Stored dataset items
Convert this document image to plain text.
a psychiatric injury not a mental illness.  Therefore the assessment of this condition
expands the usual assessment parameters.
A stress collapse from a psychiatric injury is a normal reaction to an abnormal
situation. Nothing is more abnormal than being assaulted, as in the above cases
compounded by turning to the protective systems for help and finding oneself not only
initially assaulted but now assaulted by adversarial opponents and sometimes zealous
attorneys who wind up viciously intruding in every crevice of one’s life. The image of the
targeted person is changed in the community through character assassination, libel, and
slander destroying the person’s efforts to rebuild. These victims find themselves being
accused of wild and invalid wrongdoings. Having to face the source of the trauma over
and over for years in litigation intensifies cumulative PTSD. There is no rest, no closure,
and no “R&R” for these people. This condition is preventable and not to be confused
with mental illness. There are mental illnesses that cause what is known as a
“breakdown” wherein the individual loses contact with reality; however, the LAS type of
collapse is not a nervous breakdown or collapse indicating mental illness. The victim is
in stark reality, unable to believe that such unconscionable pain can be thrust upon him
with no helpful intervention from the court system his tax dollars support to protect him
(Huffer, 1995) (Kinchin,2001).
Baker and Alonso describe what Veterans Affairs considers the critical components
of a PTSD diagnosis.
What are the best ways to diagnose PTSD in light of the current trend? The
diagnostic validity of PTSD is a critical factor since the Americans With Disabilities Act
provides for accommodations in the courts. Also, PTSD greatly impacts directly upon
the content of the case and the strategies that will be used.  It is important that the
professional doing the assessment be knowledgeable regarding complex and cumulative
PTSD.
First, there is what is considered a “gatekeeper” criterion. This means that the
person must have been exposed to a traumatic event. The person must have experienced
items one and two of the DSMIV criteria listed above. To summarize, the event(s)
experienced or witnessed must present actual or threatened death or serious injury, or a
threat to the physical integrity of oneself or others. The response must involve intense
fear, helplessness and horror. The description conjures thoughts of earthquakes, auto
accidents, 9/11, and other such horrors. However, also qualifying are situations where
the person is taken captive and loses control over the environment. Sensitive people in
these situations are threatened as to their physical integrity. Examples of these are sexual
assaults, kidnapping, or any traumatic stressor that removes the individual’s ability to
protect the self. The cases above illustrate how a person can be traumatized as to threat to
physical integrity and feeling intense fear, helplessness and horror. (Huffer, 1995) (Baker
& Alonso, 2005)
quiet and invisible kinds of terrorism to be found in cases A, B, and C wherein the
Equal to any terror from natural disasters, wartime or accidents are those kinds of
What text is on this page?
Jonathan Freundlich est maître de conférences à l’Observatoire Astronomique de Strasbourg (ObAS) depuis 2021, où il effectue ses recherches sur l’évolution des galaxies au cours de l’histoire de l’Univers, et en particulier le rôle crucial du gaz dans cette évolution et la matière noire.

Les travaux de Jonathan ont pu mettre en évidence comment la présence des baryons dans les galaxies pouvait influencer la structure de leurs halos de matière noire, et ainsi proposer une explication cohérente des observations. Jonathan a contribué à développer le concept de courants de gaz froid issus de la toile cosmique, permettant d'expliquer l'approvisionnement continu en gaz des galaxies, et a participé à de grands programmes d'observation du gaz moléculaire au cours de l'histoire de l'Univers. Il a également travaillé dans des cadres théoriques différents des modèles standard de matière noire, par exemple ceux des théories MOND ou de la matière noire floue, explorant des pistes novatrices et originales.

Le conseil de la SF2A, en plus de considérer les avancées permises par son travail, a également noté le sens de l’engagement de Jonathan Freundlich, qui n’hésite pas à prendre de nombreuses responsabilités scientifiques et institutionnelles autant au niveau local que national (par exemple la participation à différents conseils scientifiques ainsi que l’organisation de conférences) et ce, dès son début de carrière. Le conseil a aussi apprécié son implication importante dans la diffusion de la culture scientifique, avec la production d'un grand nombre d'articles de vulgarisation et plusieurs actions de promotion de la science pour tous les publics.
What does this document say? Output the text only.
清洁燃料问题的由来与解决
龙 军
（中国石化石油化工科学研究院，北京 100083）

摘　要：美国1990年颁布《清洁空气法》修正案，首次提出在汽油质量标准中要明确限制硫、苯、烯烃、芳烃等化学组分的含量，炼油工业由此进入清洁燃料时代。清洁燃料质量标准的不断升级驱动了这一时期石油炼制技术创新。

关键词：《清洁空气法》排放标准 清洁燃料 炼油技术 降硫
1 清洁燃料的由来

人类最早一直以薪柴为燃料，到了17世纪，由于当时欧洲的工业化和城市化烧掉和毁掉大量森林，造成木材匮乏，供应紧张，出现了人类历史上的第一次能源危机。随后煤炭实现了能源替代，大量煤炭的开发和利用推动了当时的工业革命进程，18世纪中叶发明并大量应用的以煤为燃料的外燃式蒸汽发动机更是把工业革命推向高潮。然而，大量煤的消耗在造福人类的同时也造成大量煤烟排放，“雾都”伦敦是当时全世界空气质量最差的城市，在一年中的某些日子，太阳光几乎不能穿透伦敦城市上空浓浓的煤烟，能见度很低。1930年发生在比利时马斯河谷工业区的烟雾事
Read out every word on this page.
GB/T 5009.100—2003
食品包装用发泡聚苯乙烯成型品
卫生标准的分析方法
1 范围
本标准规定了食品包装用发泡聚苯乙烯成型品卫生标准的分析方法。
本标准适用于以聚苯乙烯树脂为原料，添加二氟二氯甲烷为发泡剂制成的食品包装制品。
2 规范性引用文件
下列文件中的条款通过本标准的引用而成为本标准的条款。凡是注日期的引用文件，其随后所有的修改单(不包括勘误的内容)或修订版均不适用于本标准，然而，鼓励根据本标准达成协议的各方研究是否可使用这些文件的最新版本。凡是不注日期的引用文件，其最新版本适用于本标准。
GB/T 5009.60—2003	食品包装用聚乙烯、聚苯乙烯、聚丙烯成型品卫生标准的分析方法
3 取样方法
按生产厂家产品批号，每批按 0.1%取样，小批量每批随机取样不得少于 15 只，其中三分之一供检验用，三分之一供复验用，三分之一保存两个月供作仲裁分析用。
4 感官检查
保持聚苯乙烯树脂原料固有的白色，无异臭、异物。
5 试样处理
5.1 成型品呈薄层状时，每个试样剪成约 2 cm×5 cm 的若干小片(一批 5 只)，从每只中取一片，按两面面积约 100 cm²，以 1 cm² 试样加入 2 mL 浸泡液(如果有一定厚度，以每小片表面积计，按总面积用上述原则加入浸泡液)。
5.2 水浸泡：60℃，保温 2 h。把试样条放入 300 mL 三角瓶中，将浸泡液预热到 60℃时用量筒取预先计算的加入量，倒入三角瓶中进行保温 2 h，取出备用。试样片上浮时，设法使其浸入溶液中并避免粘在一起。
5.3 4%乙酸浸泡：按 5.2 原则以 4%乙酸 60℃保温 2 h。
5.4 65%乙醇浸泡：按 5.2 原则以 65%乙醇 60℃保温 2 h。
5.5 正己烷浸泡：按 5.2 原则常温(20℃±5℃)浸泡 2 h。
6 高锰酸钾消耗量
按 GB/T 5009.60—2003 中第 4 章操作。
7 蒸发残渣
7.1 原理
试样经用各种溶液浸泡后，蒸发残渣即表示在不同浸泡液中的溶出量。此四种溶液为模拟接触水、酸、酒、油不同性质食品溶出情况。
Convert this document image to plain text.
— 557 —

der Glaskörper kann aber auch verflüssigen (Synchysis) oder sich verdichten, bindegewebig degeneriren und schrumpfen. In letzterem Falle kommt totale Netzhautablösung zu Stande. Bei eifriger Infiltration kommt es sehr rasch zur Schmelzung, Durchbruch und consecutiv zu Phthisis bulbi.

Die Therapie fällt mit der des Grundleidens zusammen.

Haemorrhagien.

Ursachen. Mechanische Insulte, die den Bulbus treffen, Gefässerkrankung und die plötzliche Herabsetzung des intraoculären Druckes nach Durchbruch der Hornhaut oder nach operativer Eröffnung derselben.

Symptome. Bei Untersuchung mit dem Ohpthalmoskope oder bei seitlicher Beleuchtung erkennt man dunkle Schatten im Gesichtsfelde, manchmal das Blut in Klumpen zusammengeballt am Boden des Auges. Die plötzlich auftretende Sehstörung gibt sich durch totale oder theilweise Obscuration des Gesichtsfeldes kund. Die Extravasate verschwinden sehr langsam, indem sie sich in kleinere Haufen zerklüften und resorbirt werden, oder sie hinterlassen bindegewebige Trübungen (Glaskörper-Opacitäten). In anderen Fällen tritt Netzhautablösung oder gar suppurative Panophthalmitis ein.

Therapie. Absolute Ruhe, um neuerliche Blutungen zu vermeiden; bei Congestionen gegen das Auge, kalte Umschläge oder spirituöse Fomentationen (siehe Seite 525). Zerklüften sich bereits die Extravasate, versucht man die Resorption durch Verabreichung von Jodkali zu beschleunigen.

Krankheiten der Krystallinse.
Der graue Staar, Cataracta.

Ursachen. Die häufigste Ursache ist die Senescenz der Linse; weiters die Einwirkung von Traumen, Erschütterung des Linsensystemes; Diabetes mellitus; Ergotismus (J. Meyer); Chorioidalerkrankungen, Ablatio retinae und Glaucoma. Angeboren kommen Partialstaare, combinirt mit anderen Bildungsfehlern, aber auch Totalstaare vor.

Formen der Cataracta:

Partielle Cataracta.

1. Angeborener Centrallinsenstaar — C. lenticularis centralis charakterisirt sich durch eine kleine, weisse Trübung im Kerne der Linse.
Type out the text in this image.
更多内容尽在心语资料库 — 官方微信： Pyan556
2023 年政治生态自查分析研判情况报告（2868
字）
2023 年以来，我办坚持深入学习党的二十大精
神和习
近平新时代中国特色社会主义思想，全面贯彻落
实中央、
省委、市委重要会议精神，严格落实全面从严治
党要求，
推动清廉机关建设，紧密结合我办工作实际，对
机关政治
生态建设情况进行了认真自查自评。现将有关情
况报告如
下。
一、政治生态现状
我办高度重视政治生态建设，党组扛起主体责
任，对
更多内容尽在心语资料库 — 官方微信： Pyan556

◆ OBJECTIVE: Set down, word for word, every line from the line that holds "Type out the text in this image." to the end of the entries above, including both ends.

◆ TASK OUTPUT:
Type out the text in this image.
更多内容尽在心语资料库 — 官方微信： Pyan556
2023 年政治生态自查分析研判情况报告（2868
字）
2023 年以来，我办坚持深入学习党的二十大精
神和习
近平新时代中国特色社会主义思想，全面贯彻落
实中央、
省委、市委重要会议精神，严格落实全面从严治
党要求，
推动清廉机关建设，紧密结合我办工作实际，对
机关政治
生态建设情况进行了认真自查自评。现将有关情
况报告如
下。
一、政治生态现状
我办高度重视政治生态建设，党组扛起主体责
任，对
更多内容尽在心语资料库 — 官方微信： Pyan556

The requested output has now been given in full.